__Records provided__
========
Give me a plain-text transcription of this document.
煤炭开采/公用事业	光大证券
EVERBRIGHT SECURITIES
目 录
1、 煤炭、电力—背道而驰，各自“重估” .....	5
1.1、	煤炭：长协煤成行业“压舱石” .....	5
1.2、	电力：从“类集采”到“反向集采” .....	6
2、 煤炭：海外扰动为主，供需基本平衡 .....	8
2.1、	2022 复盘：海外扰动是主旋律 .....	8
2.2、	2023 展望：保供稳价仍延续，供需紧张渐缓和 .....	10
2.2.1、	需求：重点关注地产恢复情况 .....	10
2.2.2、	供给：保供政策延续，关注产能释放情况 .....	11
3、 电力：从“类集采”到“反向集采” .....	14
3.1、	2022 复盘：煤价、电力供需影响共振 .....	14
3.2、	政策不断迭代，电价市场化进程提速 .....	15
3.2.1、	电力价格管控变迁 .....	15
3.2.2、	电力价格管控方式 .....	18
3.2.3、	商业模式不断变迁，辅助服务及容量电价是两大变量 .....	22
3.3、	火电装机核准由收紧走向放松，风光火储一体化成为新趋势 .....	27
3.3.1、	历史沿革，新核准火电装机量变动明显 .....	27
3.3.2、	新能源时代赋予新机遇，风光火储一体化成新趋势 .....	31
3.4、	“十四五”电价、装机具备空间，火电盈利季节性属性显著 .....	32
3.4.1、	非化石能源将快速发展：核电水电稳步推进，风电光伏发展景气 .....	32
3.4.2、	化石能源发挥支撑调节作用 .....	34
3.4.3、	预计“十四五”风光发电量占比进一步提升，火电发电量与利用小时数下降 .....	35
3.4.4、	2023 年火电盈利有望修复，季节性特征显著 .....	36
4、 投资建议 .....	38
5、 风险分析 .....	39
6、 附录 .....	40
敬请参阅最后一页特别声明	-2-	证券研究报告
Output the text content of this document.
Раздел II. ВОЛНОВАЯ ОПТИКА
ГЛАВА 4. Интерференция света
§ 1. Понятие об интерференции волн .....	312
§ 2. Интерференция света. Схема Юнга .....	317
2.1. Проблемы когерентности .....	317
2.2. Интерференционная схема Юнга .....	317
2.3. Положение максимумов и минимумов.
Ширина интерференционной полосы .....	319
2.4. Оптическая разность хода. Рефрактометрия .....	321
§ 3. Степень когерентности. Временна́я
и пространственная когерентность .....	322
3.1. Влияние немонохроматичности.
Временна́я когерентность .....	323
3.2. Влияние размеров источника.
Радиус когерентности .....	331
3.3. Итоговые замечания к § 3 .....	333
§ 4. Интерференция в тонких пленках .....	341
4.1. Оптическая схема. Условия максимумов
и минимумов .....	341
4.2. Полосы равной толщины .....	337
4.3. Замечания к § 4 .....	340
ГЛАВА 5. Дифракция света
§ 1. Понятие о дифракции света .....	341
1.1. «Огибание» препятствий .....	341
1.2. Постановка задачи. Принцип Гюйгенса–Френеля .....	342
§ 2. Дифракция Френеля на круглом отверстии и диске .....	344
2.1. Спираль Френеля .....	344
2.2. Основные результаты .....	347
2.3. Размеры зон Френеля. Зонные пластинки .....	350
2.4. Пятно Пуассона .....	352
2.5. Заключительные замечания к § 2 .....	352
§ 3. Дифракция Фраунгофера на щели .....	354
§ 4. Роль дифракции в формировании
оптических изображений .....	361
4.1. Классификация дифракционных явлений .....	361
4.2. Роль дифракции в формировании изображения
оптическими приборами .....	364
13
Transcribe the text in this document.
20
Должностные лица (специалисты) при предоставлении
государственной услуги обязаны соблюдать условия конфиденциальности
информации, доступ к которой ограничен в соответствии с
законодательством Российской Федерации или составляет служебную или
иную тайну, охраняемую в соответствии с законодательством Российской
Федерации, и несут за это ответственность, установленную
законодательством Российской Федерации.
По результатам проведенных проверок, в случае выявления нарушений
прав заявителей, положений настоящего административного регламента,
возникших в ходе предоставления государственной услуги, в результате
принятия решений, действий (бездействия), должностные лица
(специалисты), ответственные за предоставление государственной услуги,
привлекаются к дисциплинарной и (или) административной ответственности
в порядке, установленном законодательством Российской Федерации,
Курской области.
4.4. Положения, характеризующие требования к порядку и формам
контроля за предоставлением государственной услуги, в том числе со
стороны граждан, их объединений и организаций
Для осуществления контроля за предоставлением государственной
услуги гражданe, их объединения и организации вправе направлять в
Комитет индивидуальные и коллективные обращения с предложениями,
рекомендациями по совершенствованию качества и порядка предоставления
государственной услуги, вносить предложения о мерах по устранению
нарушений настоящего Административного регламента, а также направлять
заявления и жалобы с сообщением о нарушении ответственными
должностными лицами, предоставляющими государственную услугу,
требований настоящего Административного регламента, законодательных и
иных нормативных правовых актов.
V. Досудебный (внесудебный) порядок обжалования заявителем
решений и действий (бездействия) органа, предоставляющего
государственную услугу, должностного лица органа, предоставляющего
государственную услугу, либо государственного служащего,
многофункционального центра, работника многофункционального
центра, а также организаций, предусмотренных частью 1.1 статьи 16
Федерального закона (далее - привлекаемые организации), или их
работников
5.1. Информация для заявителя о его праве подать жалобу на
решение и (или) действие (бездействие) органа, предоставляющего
========
__What to do__
Extract every line containing the string "нарушений" from the material.

__Written solution__
По результатам проведенных проверок, в случае выявления нарушений
нарушений настоящего Административного регламента, а также направлять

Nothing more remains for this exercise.